■ Goal: Leave out the images; return the rest of the data exactly.

....

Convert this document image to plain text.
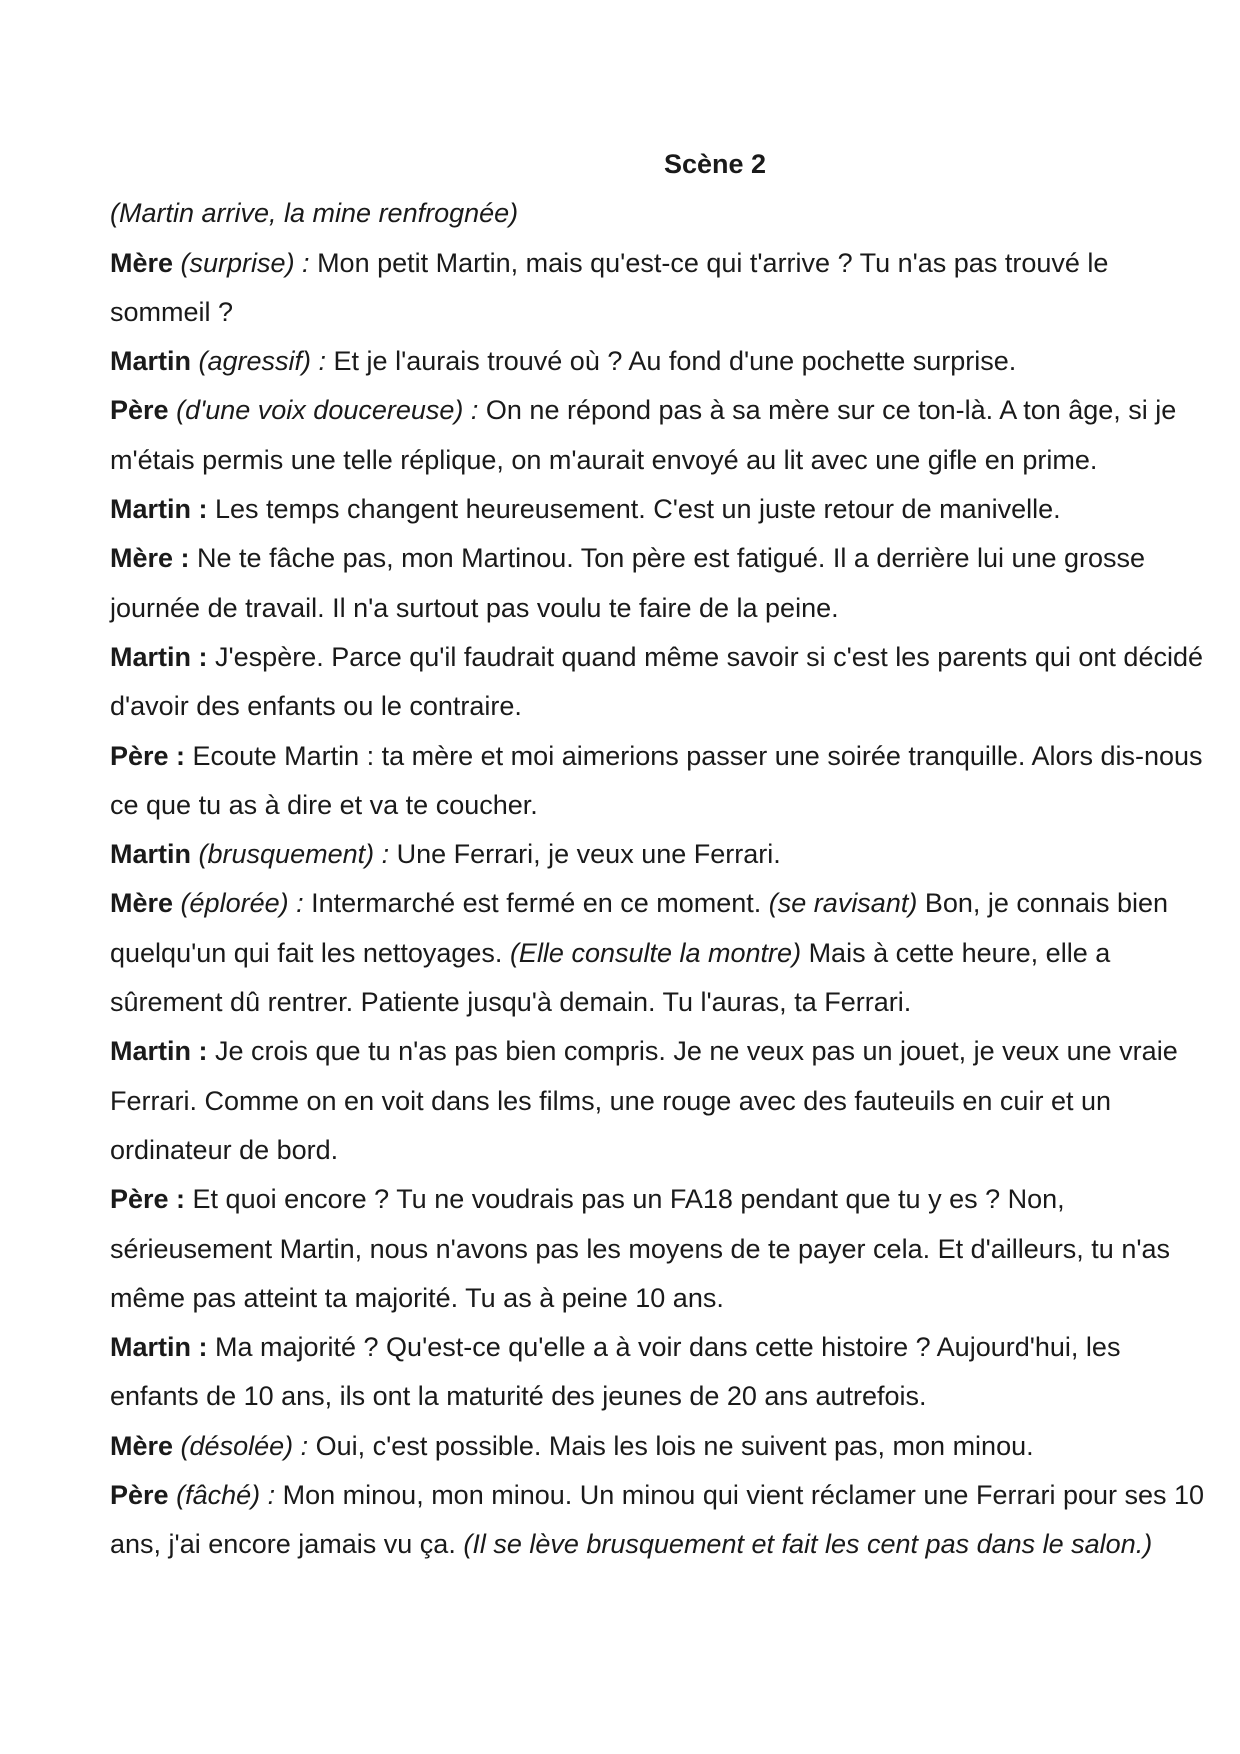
Scène 2

(Martin arrive, la mine renfrognée)

Mère (surprise) : Mon petit Martin, mais qu'est-ce qui t'arrive ? Tu n'as pas trouvé le sommeil ?

Martin (agressif) : Et je l'aurais trouvé où ? Au fond d'une pochette surprise.

Père (d'une voix doucereuse) : On ne répond pas à sa mère sur ce ton-là. A ton âge, si je m'étais permis une telle réplique, on m'aurait envoyé au lit avec une gifle en prime.

Martin : Les temps changent heureusement. C'est un juste retour de manivelle.

Mère : Ne te fâche pas, mon Martinou. Ton père est fatigué. Il a derrière lui une grosse journée de travail. Il n'a surtout pas voulu te faire de la peine.

Martin : J'espère. Parce qu'il faudrait quand même savoir si c'est les parents qui ont décidé d'avoir des enfants ou le contraire.

Père : Ecoute Martin : ta mère et moi aimerions passer une soirée tranquille. Alors dis-nous ce que tu as à dire et va te coucher.

Martin (brusquement) : Une Ferrari, je veux une Ferrari.

Mère (éplorée) : Intermarché est fermé en ce moment. (se ravisant) Bon, je connais bien quelqu'un qui fait les nettoyages. (Elle consulte la montre) Mais à cette heure, elle a sûrement dû rentrer. Patiente jusqu'à demain. Tu l'auras, ta Ferrari.

Martin : Je crois que tu n'as pas bien compris. Je ne veux pas un jouet, je veux une vraie Ferrari. Comme on en voit dans les films, une rouge avec des fauteuils en cuir et un ordinateur de bord.

Père : Et quoi encore ? Tu ne voudrais pas un FA18 pendant que tu y es ? Non, sérieusement Martin, nous n'avons pas les moyens de te payer cela. Et d'ailleurs, tu n'as même pas atteint ta majorité. Tu as à peine 10 ans.

Martin : Ma majorité ? Qu'est-ce qu'elle a à voir dans cette histoire ? Aujourd'hui, les enfants de 10 ans, ils ont la maturité des jeunes de 20 ans autrefois.

Mère (désolée) : Oui, c'est possible. Mais les lois ne suivent pas, mon minou.

Père (fâché) : Mon minou, mon minou. Un minou qui vient réclamer une Ferrari pour ses 10 ans, j'ai encore jamais vu ça. (Il se lève brusquement et fait les cent pas dans le salon.)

....

■ Finished exercise:
Convert this document image to plain text.
Scène 2

(Martin arrive, la mine renfrognée)

Mère (surprise) : Mon petit Martin, mais qu'est-ce qui t'arrive ? Tu n'as pas trouvé le sommeil ?

Martin (agressif) : Et je l'aurais trouvé où ? Au fond d'une pochette surprise.

Père (d'une voix doucereuse) : On ne répond pas à sa mère sur ce ton-là. A ton âge, si je m'étais permis une telle réplique, on m'aurait envoyé au lit avec une gifle en prime.

Martin : Les temps changent heureusement. C'est un juste retour de manivelle.

Mère : Ne te fâche pas, mon Martinou. Ton père est fatigué. Il a derrière lui une grosse journée de travail. Il n'a surtout pas voulu te faire de la peine.

Martin : J'espère. Parce qu'il faudrait quand même savoir si c'est les parents qui ont décidé d'avoir des enfants ou le contraire.

Père : Ecoute Martin : ta mère et moi aimerions passer une soirée tranquille. Alors dis-nous ce que tu as à dire et va te coucher.

Martin (brusquement) : Une Ferrari, je veux une Ferrari.

Mère (éplorée) : Intermarché est fermé en ce moment. (se ravisant) Bon, je connais bien quelqu'un qui fait les nettoyages. (Elle consulte la montre) Mais à cette heure, elle a sûrement dû rentrer. Patiente jusqu'à demain. Tu l'auras, ta Ferrari.

Martin : Je crois que tu n'as pas bien compris. Je ne veux pas un jouet, je veux une vraie Ferrari. Comme on en voit dans les films, une rouge avec des fauteuils en cuir et un ordinateur de bord.

Père : Et quoi encore ? Tu ne voudrais pas un FA18 pendant que tu y es ? Non, sérieusement Martin, nous n'avons pas les moyens de te payer cela. Et d'ailleurs, tu n'as même pas atteint ta majorité. Tu as à peine 10 ans.

Martin : Ma majorité ? Qu'est-ce qu'elle a à voir dans cette histoire ? Aujourd'hui, les enfants de 10 ans, ils ont la maturité des jeunes de 20 ans autrefois.

Mère (désolée) : Oui, c'est possible. Mais les lois ne suivent pas, mon minou.

Père (fâché) : Mon minou, mon minou. Un minou qui vient réclamer une Ferrari pour ses 10 ans, j'ai encore jamais vu ça. (Il se lève brusquement et fait les cent pas dans le salon.)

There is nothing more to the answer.